There is such joy and strength in female friendship, and it is that joy that we can see in every facet of women’s lives during the Regency—and similarly that joy and connection that are all too frequently left out of the greater historical narrative.
It is touching to see echoes of that care and closeness we crave today in historical sources, like the famous Duchess of Devonshire’s sweet poem to her niece, the eventual Lady Caroline Lamb, née Ponsonby.
TO LADY CAROLINE PONSONBY WITH A NEW YEAR’S GIFT OF A PENCIL:
Fairy, sprite, whatever thou art
Magic genius waits on thee
And thou claimst each willing heart
Whilst thy airy form we see
Take the gift, the early year
Shall for thee in Splendor shine.
Genius gives it. Do not fear
Boldly mould, invent, design.2
Georgiana and Caroline are both famous for their scandalous love lives and social antics. But in this poem all that melts away, and we see something far more intimate and honest. It echoes through time, reminding each new generation of the gift that can come when someone sees you and believes in you. And it reminds us of the humanity that we sometimes forget in the greater historical narrative.
....................
→ **Work instructions**
A: In the text on Regency female friendship, what New Year's gift accompanied the Duchess of Devonshire's poem to her niece?
B: Please copy the text on Regency female friendship word for word, starting at "TO LADY CAROLINE" and ending at "in Splendor shine.".

→ **Dataset excerpt**
....................
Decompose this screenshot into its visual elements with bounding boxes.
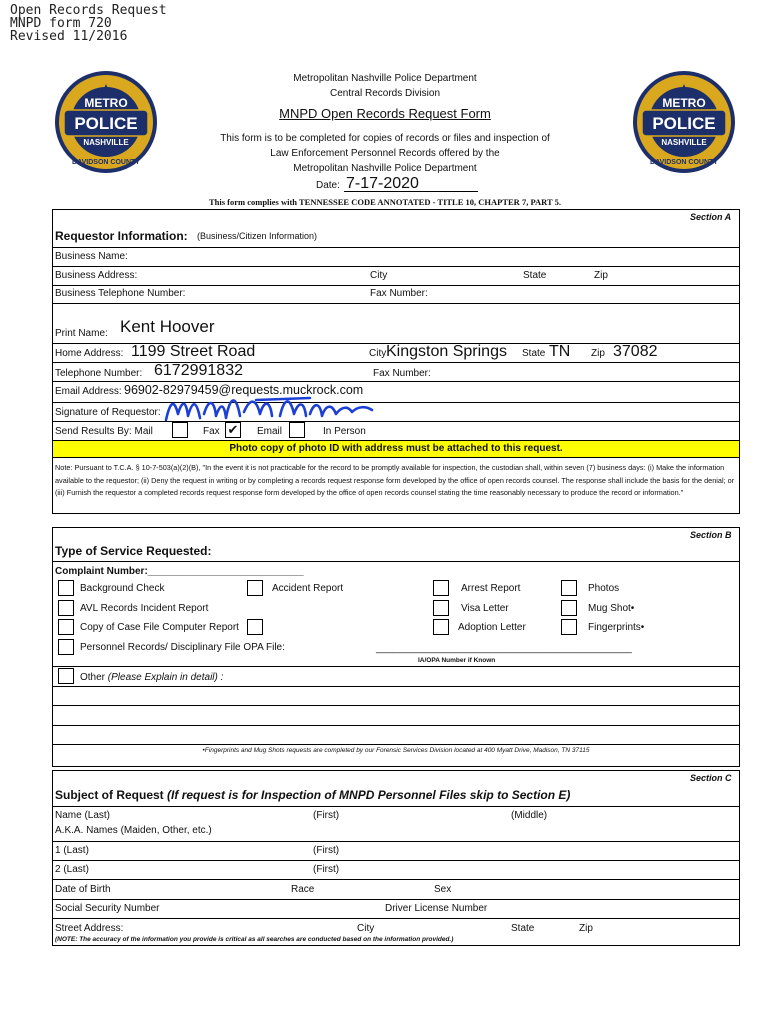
....................
→ **The responses**
A: A pencil.

B:
TO LADY CAROLINE PONSONBY WITH A NEW YEAR’S GIFT OF A PENCIL:
Fairy, sprite, whatever thou art
Magic genius waits on thee
And thou claimst each willing heart
Whilst thy airy form we see
Take the gift, the early year
Shall for thee in Splendor shine.